Write each record again exactly as it stands.

— start Data to process —

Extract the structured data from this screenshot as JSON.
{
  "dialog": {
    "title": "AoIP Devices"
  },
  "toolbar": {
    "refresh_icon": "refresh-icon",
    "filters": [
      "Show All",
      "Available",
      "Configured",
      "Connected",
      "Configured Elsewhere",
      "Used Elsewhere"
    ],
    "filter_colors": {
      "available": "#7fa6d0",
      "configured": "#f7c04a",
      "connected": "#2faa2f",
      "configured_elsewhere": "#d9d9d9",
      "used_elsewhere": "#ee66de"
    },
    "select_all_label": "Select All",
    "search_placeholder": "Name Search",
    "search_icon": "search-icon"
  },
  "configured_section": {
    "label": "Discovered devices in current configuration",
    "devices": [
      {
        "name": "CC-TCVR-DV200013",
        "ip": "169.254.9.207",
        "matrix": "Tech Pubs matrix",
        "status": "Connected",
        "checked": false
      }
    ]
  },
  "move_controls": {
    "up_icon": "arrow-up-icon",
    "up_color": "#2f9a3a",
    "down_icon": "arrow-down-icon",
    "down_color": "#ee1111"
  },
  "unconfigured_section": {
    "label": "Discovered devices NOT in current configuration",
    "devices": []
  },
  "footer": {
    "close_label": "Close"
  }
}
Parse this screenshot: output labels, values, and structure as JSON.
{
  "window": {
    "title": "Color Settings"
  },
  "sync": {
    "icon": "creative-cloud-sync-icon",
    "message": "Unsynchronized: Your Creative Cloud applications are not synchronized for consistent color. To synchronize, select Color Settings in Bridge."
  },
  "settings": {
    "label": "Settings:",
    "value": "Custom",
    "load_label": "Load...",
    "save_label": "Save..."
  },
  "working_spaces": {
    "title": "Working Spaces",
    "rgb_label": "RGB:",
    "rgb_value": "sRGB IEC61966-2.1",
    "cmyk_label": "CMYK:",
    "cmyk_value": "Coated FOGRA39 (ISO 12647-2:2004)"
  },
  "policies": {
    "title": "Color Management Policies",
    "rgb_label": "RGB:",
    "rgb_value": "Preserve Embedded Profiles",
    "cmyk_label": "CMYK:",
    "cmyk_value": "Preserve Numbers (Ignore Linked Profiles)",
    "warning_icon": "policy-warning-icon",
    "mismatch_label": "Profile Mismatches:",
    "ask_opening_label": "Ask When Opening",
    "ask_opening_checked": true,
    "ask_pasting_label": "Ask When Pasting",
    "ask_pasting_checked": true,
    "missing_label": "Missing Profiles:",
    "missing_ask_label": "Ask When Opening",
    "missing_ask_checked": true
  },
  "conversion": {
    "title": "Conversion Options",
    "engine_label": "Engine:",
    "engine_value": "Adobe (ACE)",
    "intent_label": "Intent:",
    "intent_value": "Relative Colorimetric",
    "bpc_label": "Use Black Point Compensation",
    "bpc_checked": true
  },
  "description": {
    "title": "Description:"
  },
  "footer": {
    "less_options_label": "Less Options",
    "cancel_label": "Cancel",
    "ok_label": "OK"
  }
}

— end Data to process —

Response to this task:
Extract the structured data from this screenshot as JSON.
{
  "dialog": {
    "title": "AoIP Devices"
  },
  "toolbar": {
    "refresh_icon": "refresh-icon",
    "filters": [
      "Show All",
      "Available",
      "Configured",
      "Connected",
      "Configured Elsewhere",
      "Used Elsewhere"
    ],
    "filter_colors": {
      "available": "#7fa6d0",
      "configured": "#f7c04a",
      "connected": "#2faa2f",
      "configured_elsewhere": "#d9d9d9",
      "used_elsewhere": "#ee66de"
    },
    "select_all_label": "Select All",
    "search_placeholder": "Name Search",
    "search_icon": "search-icon"
  },
  "configured_section": {
    "label": "Discovered devices in current configuration",
    "devices": [
      {
        "name": "CC-TCVR-DV200013",
        "ip": "169.254.9.207",
        "matrix": "Tech Pubs matrix",
        "status": "Connected",
        "checked": false
      }
    ]
  },
  "move_controls": {
    "up_icon": "arrow-up-icon",
    "up_color": "#2f9a3a",
    "down_icon": "arrow-down-icon",
    "down_color": "#ee1111"
  },
  "unconfigured_section": {
    "label": "Discovered devices NOT in current configuration",
    "devices": []
  },
  "footer": {
    "close_label": "Close"
  }
}
Parse this screenshot: output labels, values, and structure as JSON.
{
  "window": {
    "title": "Color Settings"
  },
  "sync": {
    "icon": "creative-cloud-sync-icon",
    "message": "Unsynchronized: Your Creative Cloud applications are not synchronized for consistent color. To synchronize, select Color Settings in Bridge."
  },
  "settings": {
    "label": "Settings:",
    "value": "Custom",
    "load_label": "Load...",
    "save_label": "Save..."
  },
  "working_spaces": {
    "title": "Working Spaces",
    "rgb_label": "RGB:",
    "rgb_value": "sRGB IEC61966-2.1",
    "cmyk_label": "CMYK:",
    "cmyk_value": "Coated FOGRA39 (ISO 12647-2:2004)"
  },
  "policies": {
    "title": "Color Management Policies",
    "rgb_label": "RGB:",
    "rgb_value": "Preserve Embedded Profiles",
    "cmyk_label": "CMYK:",
    "cmyk_value": "Preserve Numbers (Ignore Linked Profiles)",
    "warning_icon": "policy-warning-icon",
    "mismatch_label": "Profile Mismatches:",
    "ask_opening_label": "Ask When Opening",
    "ask_opening_checked": true,
    "ask_pasting_label": "Ask When Pasting",
    "ask_pasting_checked": true,
    "missing_label": "Missing Profiles:",
    "missing_ask_label": "Ask When Opening",
    "missing_ask_checked": true
  },
  "conversion": {
    "title": "Conversion Options",
    "engine_label": "Engine:",
    "engine_value": "Adobe (ACE)",
    "intent_label": "Intent:",
    "intent_value": "Relative Colorimetric",
    "bpc_label": "Use Black Point Compensation",
    "bpc_checked": true
  },
  "description": {
    "title": "Description:"
  },
  "footer": {
    "less_options_label": "Less Options",
    "cancel_label": "Cancel",
    "ok_label": "OK"
  }
}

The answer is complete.